RECORDS SHOWN:

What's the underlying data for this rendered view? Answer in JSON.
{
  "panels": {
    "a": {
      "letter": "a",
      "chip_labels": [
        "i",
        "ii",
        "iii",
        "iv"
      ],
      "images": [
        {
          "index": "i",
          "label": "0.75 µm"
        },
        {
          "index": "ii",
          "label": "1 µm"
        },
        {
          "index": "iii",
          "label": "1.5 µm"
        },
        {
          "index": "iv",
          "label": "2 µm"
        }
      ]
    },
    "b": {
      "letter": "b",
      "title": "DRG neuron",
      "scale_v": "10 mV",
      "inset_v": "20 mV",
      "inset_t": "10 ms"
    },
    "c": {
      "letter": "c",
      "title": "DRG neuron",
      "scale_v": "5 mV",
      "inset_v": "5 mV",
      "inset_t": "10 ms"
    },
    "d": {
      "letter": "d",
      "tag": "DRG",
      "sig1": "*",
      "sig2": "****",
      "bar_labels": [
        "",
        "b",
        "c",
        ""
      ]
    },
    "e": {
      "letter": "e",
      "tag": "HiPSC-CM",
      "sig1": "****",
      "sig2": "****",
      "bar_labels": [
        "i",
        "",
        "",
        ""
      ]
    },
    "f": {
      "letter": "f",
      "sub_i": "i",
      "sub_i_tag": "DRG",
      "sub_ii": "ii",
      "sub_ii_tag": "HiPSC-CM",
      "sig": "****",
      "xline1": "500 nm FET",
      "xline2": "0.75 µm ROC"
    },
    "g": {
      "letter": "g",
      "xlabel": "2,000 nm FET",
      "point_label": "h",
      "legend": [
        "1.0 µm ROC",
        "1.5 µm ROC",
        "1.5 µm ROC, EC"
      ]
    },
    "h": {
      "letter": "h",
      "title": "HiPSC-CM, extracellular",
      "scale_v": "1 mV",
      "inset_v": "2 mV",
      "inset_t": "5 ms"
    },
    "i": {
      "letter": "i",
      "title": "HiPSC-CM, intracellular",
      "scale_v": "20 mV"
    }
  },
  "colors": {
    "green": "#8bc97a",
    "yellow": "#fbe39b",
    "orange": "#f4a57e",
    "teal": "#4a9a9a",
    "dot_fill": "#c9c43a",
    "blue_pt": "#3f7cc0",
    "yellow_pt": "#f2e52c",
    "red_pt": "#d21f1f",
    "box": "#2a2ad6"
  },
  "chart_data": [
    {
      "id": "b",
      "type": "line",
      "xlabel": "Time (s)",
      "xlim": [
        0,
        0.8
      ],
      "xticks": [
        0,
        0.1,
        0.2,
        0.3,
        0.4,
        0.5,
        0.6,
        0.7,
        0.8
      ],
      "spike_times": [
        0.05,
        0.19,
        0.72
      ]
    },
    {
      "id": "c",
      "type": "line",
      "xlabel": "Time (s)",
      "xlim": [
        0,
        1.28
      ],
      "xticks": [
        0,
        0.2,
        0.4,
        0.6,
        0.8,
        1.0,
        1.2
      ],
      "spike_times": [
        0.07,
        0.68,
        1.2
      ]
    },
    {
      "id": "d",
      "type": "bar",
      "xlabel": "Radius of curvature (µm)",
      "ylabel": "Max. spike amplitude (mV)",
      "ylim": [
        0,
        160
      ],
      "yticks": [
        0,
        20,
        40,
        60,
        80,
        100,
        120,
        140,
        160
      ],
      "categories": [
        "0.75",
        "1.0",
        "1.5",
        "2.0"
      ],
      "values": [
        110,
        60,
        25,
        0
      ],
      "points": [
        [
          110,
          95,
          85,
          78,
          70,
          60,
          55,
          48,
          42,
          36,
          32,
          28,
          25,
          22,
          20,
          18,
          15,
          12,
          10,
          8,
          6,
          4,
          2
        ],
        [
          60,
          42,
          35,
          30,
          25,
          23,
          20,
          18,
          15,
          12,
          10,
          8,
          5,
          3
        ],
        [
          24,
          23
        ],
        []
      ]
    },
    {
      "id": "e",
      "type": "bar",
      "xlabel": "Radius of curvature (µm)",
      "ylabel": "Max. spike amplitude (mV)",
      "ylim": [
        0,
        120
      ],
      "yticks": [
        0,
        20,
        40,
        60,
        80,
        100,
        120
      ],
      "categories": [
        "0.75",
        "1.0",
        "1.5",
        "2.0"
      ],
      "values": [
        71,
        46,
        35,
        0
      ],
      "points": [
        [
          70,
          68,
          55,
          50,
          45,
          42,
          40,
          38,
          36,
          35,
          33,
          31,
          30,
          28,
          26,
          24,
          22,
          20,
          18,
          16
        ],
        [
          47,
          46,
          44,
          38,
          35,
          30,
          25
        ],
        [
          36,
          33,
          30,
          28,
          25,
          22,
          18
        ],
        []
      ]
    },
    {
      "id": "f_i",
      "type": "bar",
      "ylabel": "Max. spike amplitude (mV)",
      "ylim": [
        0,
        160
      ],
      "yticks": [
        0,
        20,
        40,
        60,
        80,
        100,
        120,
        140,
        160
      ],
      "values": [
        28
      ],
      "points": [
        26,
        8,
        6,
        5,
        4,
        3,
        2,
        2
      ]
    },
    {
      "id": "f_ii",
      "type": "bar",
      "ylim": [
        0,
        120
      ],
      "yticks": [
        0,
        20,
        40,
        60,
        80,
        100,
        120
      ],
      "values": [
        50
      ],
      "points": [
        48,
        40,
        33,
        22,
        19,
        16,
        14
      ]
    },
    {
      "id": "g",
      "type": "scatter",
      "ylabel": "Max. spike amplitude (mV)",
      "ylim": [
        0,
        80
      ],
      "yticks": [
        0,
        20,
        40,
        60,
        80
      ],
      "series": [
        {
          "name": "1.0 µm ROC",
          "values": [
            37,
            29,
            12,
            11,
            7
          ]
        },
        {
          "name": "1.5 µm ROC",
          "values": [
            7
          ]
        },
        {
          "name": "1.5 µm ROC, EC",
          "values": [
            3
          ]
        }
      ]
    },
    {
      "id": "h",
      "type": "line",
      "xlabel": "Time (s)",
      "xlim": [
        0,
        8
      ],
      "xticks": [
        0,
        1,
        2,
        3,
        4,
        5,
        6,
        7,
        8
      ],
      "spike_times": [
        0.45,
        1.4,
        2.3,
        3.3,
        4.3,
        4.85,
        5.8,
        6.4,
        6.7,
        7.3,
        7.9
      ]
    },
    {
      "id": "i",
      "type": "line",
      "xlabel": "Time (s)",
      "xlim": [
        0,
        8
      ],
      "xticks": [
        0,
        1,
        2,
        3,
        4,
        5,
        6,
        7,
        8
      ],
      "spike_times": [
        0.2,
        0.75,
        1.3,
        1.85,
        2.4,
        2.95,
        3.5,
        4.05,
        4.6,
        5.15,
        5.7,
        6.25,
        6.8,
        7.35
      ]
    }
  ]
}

WRITTEN INSTRUCTION: Copy out the material above in its entirety. Every detail must match.

SOLUTION FOR THIS PROBLEM:
What's the underlying data for this rendered view? Answer in JSON.
{
  "panels": {
    "a": {
      "letter": "a",
      "chip_labels": [
        "i",
        "ii",
        "iii",
        "iv"
      ],
      "images": [
        {
          "index": "i",
          "label": "0.75 µm"
        },
        {
          "index": "ii",
          "label": "1 µm"
        },
        {
          "index": "iii",
          "label": "1.5 µm"
        },
        {
          "index": "iv",
          "label": "2 µm"
        }
      ]
    },
    "b": {
      "letter": "b",
      "title": "DRG neuron",
      "scale_v": "10 mV",
      "inset_v": "20 mV",
      "inset_t": "10 ms"
    },
    "c": {
      "letter": "c",
      "title": "DRG neuron",
      "scale_v": "5 mV",
      "inset_v": "5 mV",
      "inset_t": "10 ms"
    },
    "d": {
      "letter": "d",
      "tag": "DRG",
      "sig1": "*",
      "sig2": "****",
      "bar_labels": [
        "",
        "b",
        "c",
        ""
      ]
    },
    "e": {
      "letter": "e",
      "tag": "HiPSC-CM",
      "sig1": "****",
      "sig2": "****",
      "bar_labels": [
        "i",
        "",
        "",
        ""
      ]
    },
    "f": {
      "letter": "f",
      "sub_i": "i",
      "sub_i_tag": "DRG",
      "sub_ii": "ii",
      "sub_ii_tag": "HiPSC-CM",
      "sig": "****",
      "xline1": "500 nm FET",
      "xline2": "0.75 µm ROC"
    },
    "g": {
      "letter": "g",
      "xlabel": "2,000 nm FET",
      "point_label": "h",
      "legend": [
        "1.0 µm ROC",
        "1.5 µm ROC",
        "1.5 µm ROC, EC"
      ]
    },
    "h": {
      "letter": "h",
      "title": "HiPSC-CM, extracellular",
      "scale_v": "1 mV",
      "inset_v": "2 mV",
      "inset_t": "5 ms"
    },
    "i": {
      "letter": "i",
      "title": "HiPSC-CM, intracellular",
      "scale_v": "20 mV"
    }
  },
  "colors": {
    "green": "#8bc97a",
    "yellow": "#fbe39b",
    "orange": "#f4a57e",
    "teal": "#4a9a9a",
    "dot_fill": "#c9c43a",
    "blue_pt": "#3f7cc0",
    "yellow_pt": "#f2e52c",
    "red_pt": "#d21f1f",
    "box": "#2a2ad6"
  },
  "chart_data": [
    {
      "id": "b",
      "type": "line",
      "xlabel": "Time (s)",
      "xlim": [
        0,
        0.8
      ],
      "xticks": [
        0,
        0.1,
        0.2,
        0.3,
        0.4,
        0.5,
        0.6,
        0.7,
        0.8
      ],
      "spike_times": [
        0.05,
        0.19,
        0.72
      ]
    },
    {
      "id": "c",
      "type": "line",
      "xlabel": "Time (s)",
      "xlim": [
        0,
        1.28
      ],
      "xticks": [
        0,
        0.2,
        0.4,
        0.6,
        0.8,
        1.0,
        1.2
      ],
      "spike_times": [
        0.07,
        0.68,
        1.2
      ]
    },
    {
      "id": "d",
      "type": "bar",
      "xlabel": "Radius of curvature (µm)",
      "ylabel": "Max. spike amplitude (mV)",
      "ylim": [
        0,
        160
      ],
      "yticks": [
        0,
        20,
        40,
        60,
        80,
        100,
        120,
        140,
        160
      ],
      "categories": [
        "0.75",
        "1.0",
        "1.5",
        "2.0"
      ],
      "values": [
        110,
        60,
        25,
        0
      ],
      "points": [
        [
          110,
          95,
          85,
          78,
          70,
          60,
          55,
          48,
          42,
          36,
          32,
          28,
          25,
          22,
          20,
          18,
          15,
          12,
          10,
          8,
          6,
          4,
          2
        ],
        [
          60,
          42,
          35,
          30,
          25,
          23,
          20,
          18,
          15,
          12,
          10,
          8,
          5,
          3
        ],
        [
          24,
          23
        ],
        []
      ]
    },
    {
      "id": "e",
      "type": "bar",
      "xlabel": "Radius of curvature (µm)",
      "ylabel": "Max. spike amplitude (mV)",
      "ylim": [
        0,
        120
      ],
      "yticks": [
        0,
        20,
        40,
        60,
        80,
        100,
        120
      ],
      "categories": [
        "0.75",
        "1.0",
        "1.5",
        "2.0"
      ],
      "values": [
        71,
        46,
        35,
        0
      ],
      "points": [
        [
          70,
          68,
          55,
          50,
          45,
          42,
          40,
          38,
          36,
          35,
          33,
          31,
          30,
          28,
          26,
          24,
          22,
          20,
          18,
          16
        ],
        [
          47,
          46,
          44,
          38,
          35,
          30,
          25
        ],
        [
          36,
          33,
          30,
          28,
          25,
          22,
          18
        ],
        []
      ]
    },
    {
      "id": "f_i",
      "type": "bar",
      "ylabel": "Max. spike amplitude (mV)",
      "ylim": [
        0,
        160
      ],
      "yticks": [
        0,
        20,
        40,
        60,
        80,
        100,
        120,
        140,
        160
      ],
      "values": [
        28
      ],
      "points": [
        26,
        8,
        6,
        5,
        4,
        3,
        2,
        2
      ]
    },
    {
      "id": "f_ii",
      "type": "bar",
      "ylim": [
        0,
        120
      ],
      "yticks": [
        0,
        20,
        40,
        60,
        80,
        100,
        120
      ],
      "values": [
        50
      ],
      "points": [
        48,
        40,
        33,
        22,
        19,
        16,
        14
      ]
    },
    {
      "id": "g",
      "type": "scatter",
      "ylabel": "Max. spike amplitude (mV)",
      "ylim": [
        0,
        80
      ],
      "yticks": [
        0,
        20,
        40,
        60,
        80
      ],
      "series": [
        {
          "name": "1.0 µm ROC",
          "values": [
            37,
            29,
            12,
            11,
            7
          ]
        },
        {
          "name": "1.5 µm ROC",
          "values": [
            7
          ]
        },
        {
          "name": "1.5 µm ROC, EC",
          "values": [
            3
          ]
        }
      ]
    },
    {
      "id": "h",
      "type": "line",
      "xlabel": "Time (s)",
      "xlim": [
        0,
        8
      ],
      "xticks": [
        0,
        1,
        2,
        3,
        4,
        5,
        6,
        7,
        8
      ],
      "spike_times": [
        0.45,
        1.4,
        2.3,
        3.3,
        4.3,
        4.85,
        5.8,
        6.4,
        6.7,
        7.3,
        7.9
      ]
    },
    {
      "id": "i",
      "type": "line",
      "xlabel": "Time (s)",
      "xlim": [
        0,
        8
      ],
      "xticks": [
        0,
        1,
        2,
        3,
        4,
        5,
        6,
        7,
        8
      ],
      "spike_times": [
        0.2,
        0.75,
        1.3,
        1.85,
        2.4,
        2.95,
        3.5,
        4.05,
        4.6,
        5.15,
        5.7,
        6.25,
        6.8,
        7.35
      ]
    }
  ]
}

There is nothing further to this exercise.